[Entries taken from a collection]
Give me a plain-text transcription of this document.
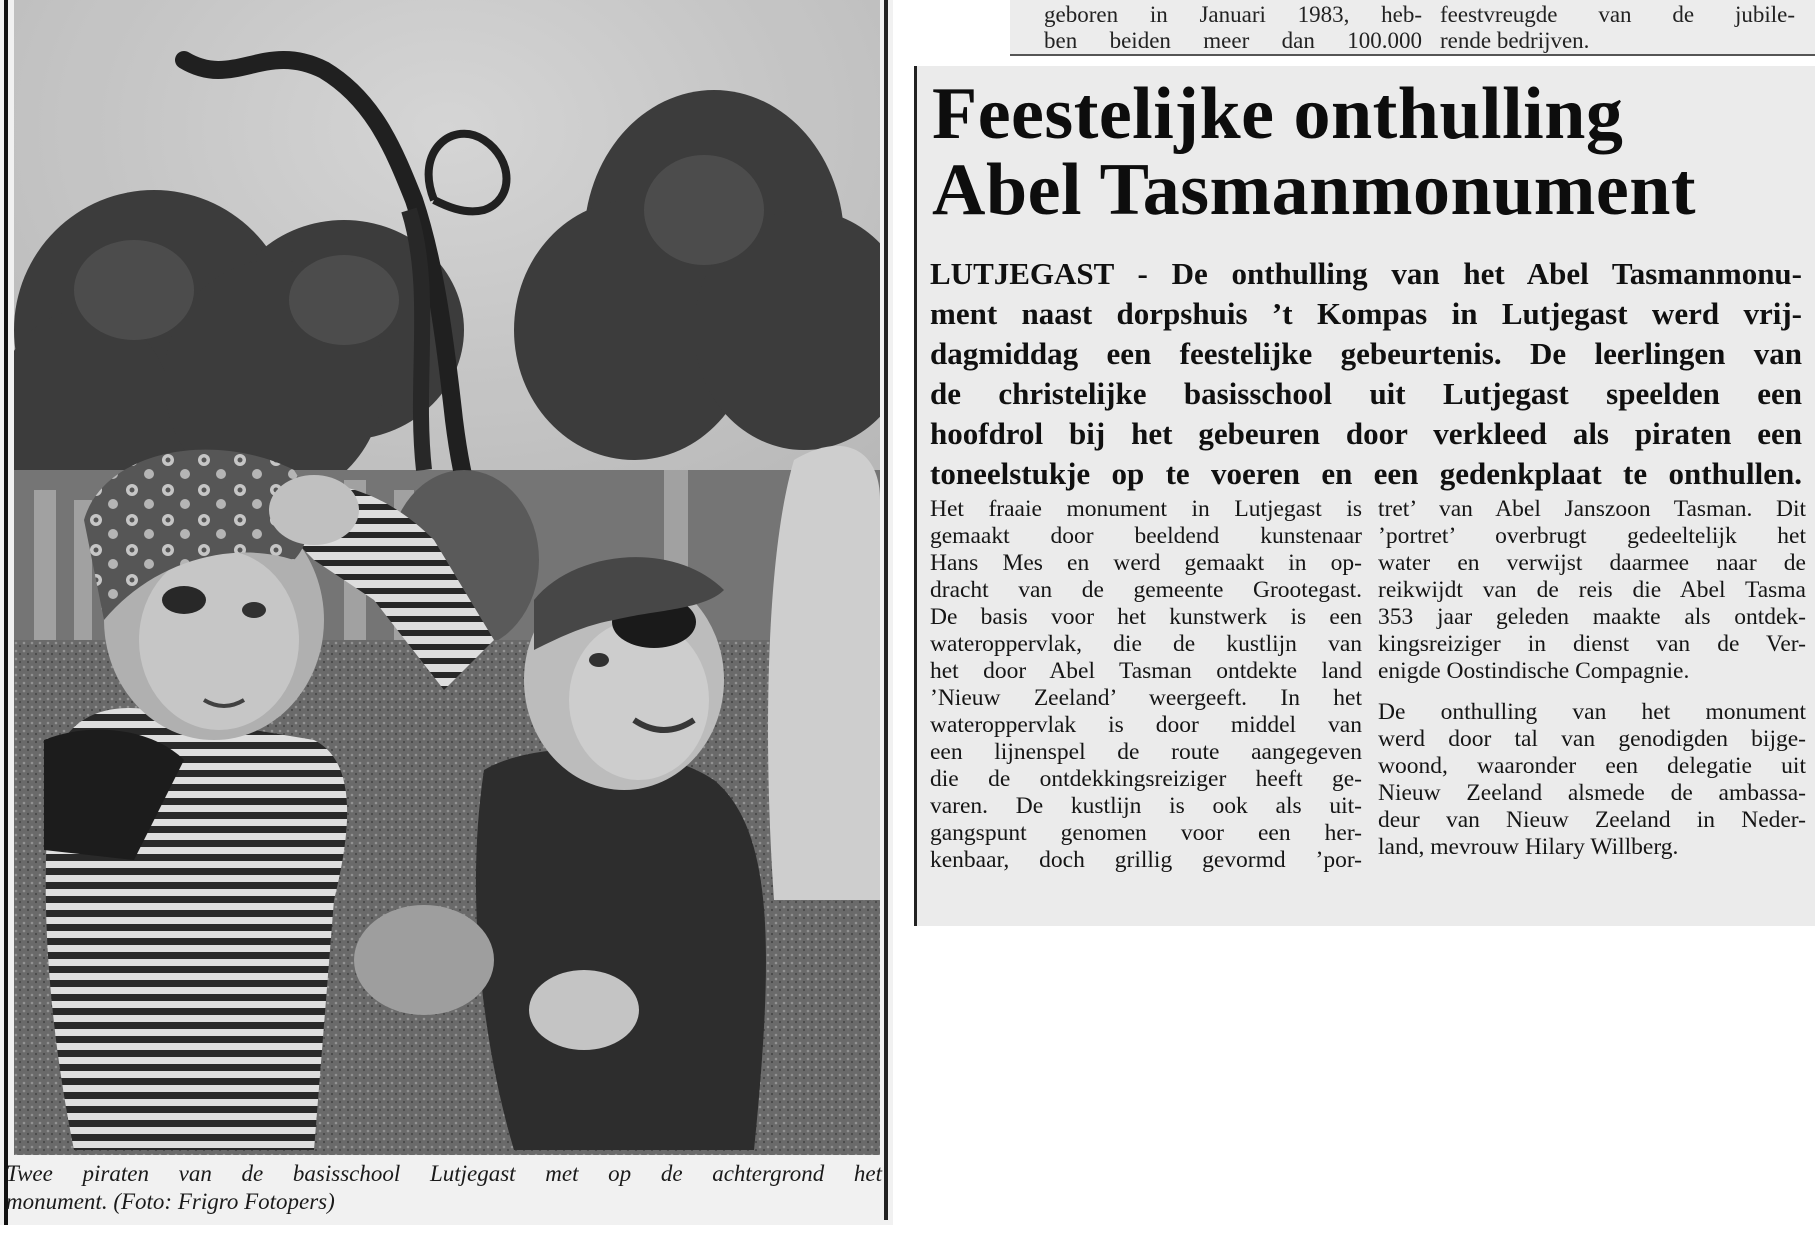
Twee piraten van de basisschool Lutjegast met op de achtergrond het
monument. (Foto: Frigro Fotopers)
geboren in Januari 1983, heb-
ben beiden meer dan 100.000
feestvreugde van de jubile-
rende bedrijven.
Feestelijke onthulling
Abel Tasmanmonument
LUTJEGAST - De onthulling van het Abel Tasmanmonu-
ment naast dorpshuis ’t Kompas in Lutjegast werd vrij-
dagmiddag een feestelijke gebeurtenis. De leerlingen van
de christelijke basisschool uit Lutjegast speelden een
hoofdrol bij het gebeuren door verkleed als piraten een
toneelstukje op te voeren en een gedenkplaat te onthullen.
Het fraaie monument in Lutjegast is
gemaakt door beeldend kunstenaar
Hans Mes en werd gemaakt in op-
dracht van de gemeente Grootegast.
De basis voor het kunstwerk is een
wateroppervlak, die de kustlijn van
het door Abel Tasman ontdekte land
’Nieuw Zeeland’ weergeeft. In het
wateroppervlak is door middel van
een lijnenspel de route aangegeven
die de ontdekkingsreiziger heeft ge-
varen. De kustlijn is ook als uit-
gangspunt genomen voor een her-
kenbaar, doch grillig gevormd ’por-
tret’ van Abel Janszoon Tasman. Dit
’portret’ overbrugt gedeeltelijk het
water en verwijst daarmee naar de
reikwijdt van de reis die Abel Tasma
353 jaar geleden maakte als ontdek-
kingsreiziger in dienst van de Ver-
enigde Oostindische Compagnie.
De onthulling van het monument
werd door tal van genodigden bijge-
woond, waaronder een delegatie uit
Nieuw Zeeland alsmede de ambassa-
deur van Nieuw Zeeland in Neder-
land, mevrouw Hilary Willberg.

*ASSIGNED TASK*: If any image appears in the entries, omit it and return the rest verbatim.

*TASK ANSWER*:
Give me a plain-text transcription of this document.
Twee piraten van de basisschool Lutjegast met op de achtergrond het
monument. (Foto: Frigro Fotopers)
geboren in Januari 1983, heb-
ben beiden meer dan 100.000
feestvreugde van de jubile-
rende bedrijven.
Feestelijke onthulling
Abel Tasmanmonument
LUTJEGAST - De onthulling van het Abel Tasmanmonu-
ment naast dorpshuis ’t Kompas in Lutjegast werd vrij-
dagmiddag een feestelijke gebeurtenis. De leerlingen van
de christelijke basisschool uit Lutjegast speelden een
hoofdrol bij het gebeuren door verkleed als piraten een
toneelstukje op te voeren en een gedenkplaat te onthullen.
Het fraaie monument in Lutjegast is
gemaakt door beeldend kunstenaar
Hans Mes en werd gemaakt in op-
dracht van de gemeente Grootegast.
De basis voor het kunstwerk is een
wateroppervlak, die de kustlijn van
het door Abel Tasman ontdekte land
’Nieuw Zeeland’ weergeeft. In het
wateroppervlak is door middel van
een lijnenspel de route aangegeven
die de ontdekkingsreiziger heeft ge-
varen. De kustlijn is ook als uit-
gangspunt genomen voor een her-
kenbaar, doch grillig gevormd ’por-
tret’ van Abel Janszoon Tasman. Dit
’portret’ overbrugt gedeeltelijk het
water en verwijst daarmee naar de
reikwijdt van de reis die Abel Tasma
353 jaar geleden maakte als ontdek-
kingsreiziger in dienst van de Ver-
enigde Oostindische Compagnie.
De onthulling van het monument
werd door tal van genodigden bijge-
woond, waaronder een delegatie uit
Nieuw Zeeland alsmede de ambassa-
deur van Nieuw Zeeland in Neder-
land, mevrouw Hilary Willberg.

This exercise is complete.